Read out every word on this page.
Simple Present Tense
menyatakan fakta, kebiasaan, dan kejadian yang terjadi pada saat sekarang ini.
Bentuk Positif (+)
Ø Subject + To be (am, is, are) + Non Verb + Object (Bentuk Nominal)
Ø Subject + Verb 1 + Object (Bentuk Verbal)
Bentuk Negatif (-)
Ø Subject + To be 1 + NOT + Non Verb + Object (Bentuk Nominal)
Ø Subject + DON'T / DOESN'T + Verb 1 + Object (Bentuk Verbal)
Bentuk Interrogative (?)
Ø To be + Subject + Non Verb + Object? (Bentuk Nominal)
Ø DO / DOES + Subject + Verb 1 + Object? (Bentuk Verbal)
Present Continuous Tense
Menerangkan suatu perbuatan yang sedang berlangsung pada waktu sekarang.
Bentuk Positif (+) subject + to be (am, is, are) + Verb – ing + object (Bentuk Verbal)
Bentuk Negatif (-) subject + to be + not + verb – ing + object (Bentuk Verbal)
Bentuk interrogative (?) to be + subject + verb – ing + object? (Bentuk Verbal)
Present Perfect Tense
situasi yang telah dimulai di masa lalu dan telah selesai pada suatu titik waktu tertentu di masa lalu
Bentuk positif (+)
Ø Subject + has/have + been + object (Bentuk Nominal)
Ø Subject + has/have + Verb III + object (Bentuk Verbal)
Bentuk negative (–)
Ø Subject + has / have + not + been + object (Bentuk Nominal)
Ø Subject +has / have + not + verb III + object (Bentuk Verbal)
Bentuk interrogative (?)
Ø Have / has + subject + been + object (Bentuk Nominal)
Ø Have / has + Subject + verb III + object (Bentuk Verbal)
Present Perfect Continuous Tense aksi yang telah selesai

==

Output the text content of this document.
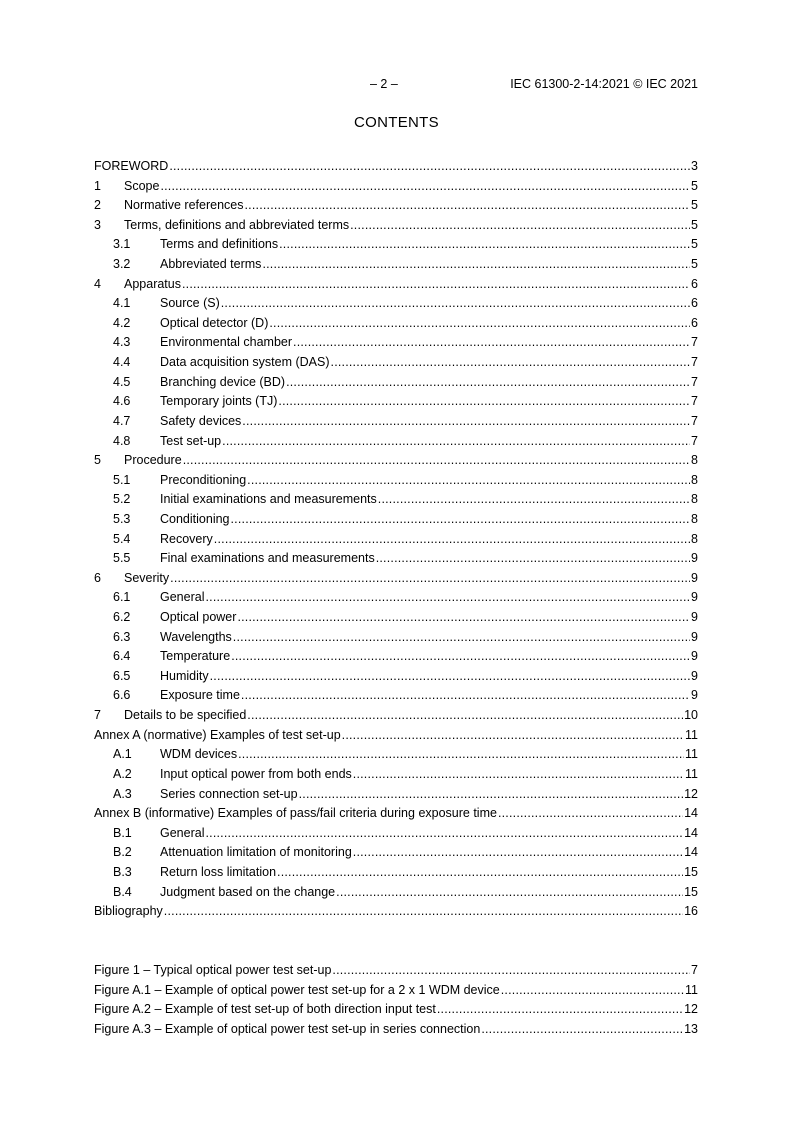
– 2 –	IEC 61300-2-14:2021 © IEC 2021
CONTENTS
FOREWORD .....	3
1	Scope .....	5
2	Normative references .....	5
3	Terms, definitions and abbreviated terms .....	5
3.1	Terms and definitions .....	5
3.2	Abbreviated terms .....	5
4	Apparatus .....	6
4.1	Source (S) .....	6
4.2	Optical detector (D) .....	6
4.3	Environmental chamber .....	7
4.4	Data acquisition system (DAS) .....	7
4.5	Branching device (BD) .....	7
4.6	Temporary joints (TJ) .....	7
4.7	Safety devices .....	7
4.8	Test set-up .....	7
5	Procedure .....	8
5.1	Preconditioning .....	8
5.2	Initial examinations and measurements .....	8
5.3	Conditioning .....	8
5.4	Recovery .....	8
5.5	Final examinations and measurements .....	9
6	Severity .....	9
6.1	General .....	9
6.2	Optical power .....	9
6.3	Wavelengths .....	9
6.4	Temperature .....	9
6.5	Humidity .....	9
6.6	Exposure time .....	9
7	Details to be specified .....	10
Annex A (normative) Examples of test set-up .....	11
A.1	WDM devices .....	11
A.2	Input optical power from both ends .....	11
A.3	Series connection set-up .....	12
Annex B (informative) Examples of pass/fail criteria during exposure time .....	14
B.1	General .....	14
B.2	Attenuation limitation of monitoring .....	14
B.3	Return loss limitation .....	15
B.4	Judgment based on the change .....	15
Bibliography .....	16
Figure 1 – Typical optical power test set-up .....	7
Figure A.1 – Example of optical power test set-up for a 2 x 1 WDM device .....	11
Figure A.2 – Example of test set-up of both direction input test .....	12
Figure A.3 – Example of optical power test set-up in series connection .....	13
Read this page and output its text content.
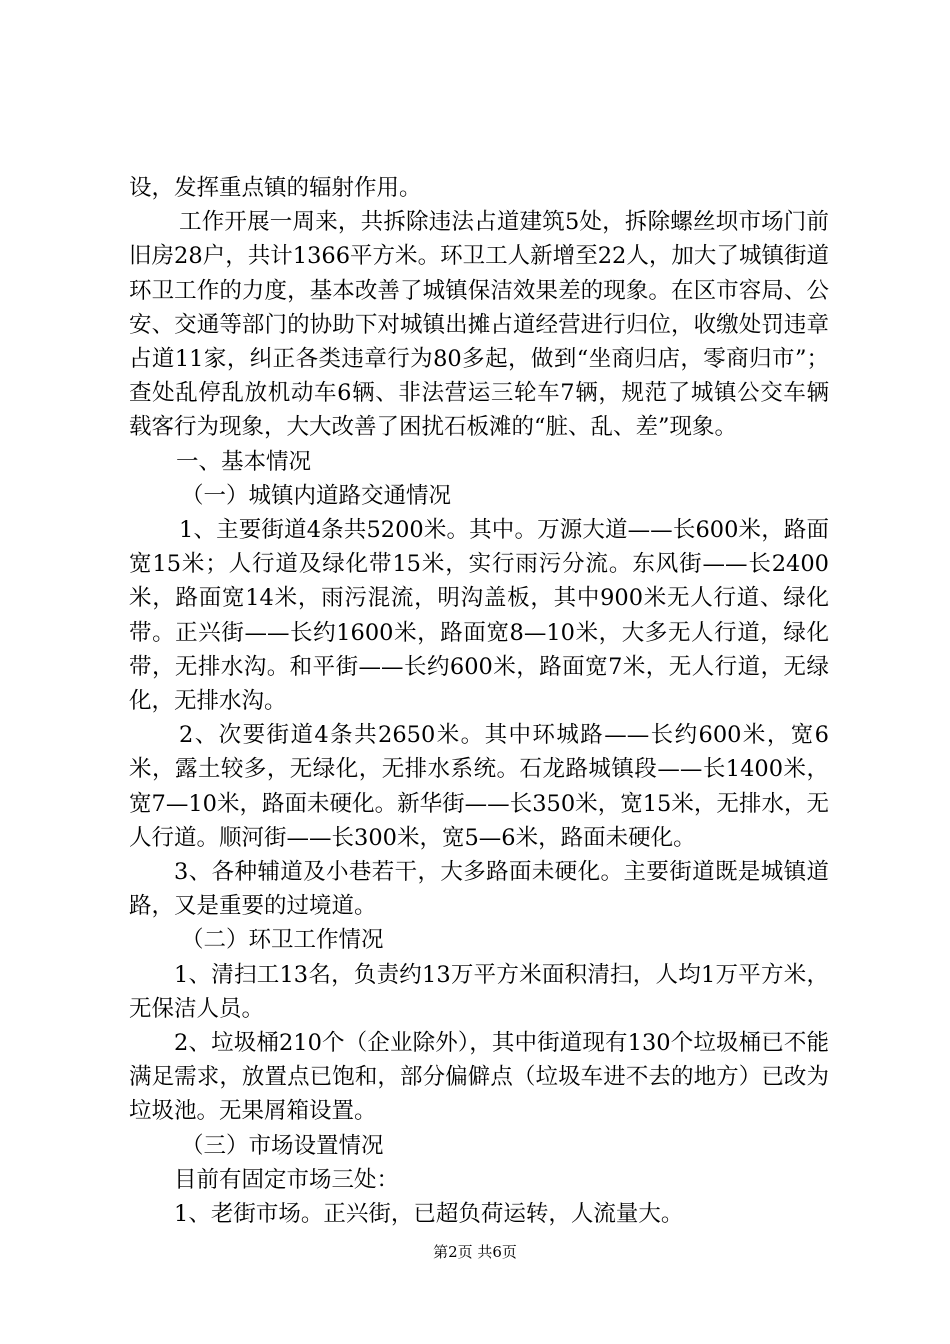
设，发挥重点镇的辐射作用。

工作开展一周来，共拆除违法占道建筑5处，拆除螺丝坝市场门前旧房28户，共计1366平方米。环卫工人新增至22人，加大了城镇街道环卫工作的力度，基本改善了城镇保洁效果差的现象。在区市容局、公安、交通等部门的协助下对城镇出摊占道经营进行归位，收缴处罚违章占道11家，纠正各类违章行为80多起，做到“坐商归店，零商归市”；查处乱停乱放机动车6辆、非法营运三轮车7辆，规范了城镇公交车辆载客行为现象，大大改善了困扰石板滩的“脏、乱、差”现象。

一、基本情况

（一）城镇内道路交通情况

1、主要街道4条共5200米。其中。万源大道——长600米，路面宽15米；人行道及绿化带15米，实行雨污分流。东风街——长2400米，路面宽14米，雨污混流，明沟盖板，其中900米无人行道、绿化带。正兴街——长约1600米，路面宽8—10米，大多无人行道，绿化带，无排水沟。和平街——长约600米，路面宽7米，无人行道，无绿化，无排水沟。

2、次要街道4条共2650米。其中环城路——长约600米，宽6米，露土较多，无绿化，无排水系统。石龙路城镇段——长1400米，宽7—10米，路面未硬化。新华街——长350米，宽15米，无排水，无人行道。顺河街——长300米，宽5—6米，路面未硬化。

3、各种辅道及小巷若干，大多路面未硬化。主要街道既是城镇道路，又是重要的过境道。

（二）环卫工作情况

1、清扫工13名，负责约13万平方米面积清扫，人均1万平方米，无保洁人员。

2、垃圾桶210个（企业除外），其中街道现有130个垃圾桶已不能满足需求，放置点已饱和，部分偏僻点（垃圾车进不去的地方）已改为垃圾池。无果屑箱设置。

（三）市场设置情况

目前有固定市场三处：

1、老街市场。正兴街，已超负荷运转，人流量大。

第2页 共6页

---

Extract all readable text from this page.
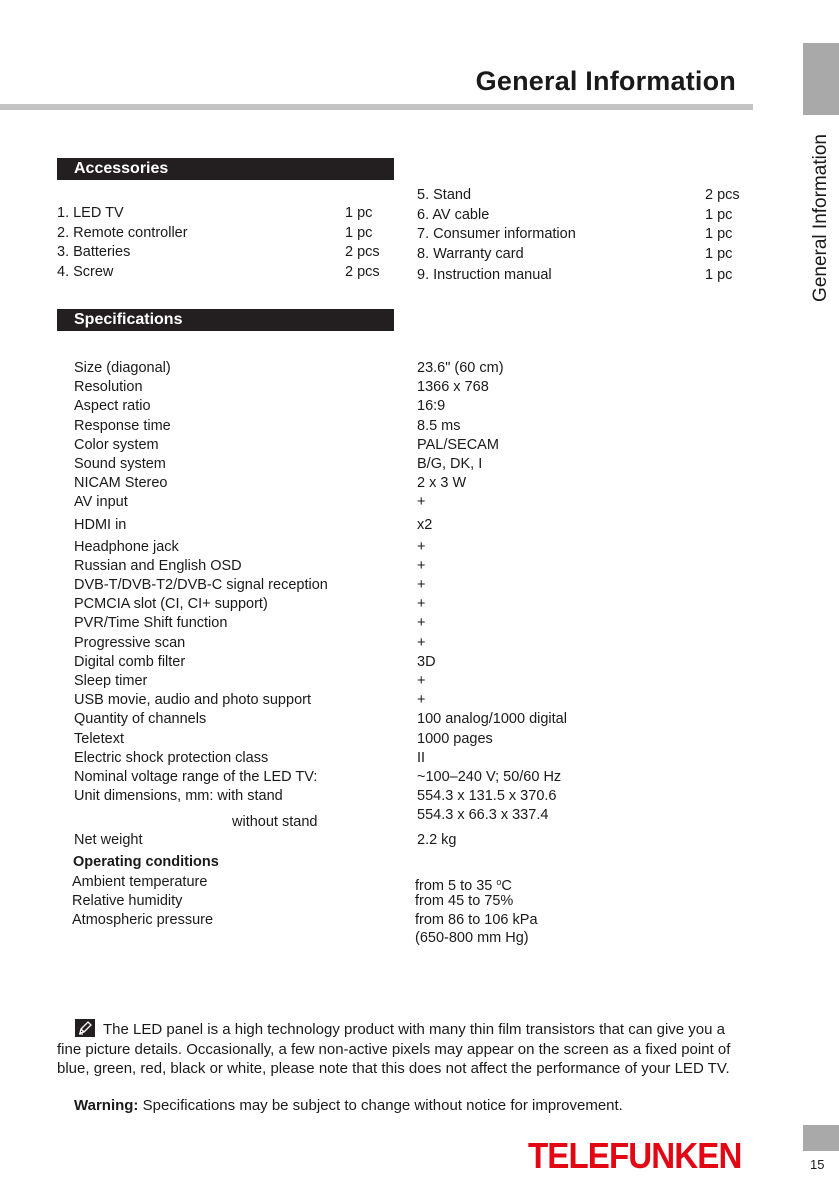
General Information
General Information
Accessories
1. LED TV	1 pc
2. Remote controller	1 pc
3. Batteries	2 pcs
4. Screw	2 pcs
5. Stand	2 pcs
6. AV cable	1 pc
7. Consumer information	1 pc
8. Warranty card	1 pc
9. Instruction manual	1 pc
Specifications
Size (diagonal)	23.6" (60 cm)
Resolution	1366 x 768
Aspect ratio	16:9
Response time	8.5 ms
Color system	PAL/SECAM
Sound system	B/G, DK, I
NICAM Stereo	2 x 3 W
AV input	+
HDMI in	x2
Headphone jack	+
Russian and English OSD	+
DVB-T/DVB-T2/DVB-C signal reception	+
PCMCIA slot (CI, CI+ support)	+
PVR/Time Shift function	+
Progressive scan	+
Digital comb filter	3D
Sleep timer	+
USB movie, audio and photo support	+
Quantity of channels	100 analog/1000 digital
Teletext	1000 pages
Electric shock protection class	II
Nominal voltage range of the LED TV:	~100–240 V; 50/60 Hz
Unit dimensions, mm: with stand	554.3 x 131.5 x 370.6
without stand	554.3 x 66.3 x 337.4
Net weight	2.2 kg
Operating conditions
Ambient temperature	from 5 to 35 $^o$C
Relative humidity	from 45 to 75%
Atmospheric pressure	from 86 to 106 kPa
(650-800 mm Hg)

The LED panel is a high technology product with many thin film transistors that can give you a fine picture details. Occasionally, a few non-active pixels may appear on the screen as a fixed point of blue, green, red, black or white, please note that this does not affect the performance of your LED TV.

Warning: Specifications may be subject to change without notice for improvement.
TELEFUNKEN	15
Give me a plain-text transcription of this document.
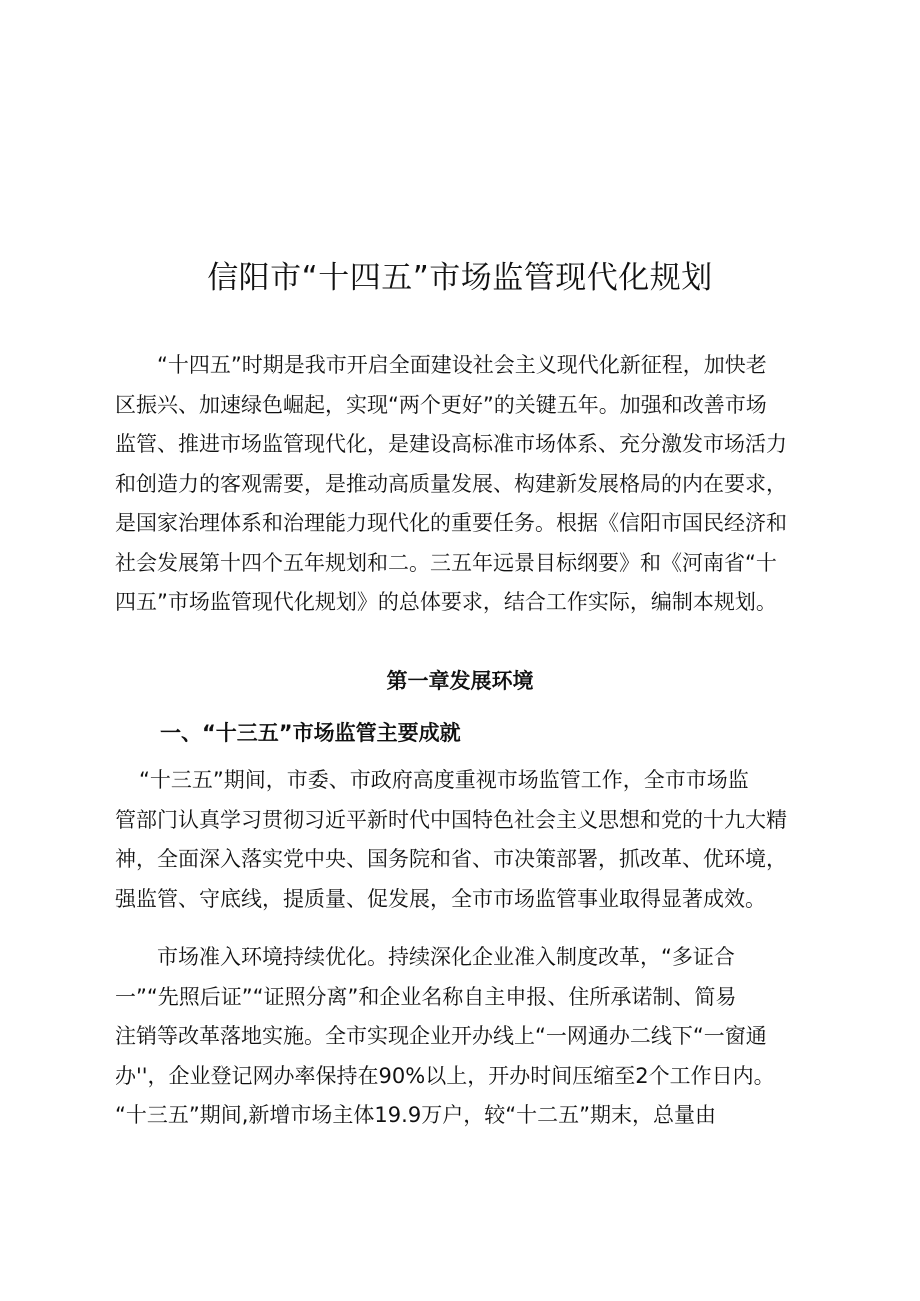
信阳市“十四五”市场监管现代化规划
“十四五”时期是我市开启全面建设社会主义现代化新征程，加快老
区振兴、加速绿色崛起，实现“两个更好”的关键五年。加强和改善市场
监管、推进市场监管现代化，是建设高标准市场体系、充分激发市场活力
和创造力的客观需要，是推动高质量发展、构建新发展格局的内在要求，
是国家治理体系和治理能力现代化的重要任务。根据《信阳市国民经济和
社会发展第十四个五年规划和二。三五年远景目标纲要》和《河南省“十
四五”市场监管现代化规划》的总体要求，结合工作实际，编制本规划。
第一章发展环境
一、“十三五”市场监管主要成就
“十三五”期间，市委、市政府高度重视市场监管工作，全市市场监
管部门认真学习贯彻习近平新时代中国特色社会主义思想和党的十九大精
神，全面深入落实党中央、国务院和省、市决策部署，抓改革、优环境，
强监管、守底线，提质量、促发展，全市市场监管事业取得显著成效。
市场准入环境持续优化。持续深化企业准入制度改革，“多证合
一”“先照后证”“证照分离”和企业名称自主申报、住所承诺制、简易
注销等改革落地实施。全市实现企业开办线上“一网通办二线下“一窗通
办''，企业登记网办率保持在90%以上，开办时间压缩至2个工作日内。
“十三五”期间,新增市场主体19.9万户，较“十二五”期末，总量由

EXERCISE: Pull out each line holding the string "limitation".

COMPLETE OUTPUT:
B.2	Attenuation limitation of monitoring .....	14
B.3	Return loss limitation .....	15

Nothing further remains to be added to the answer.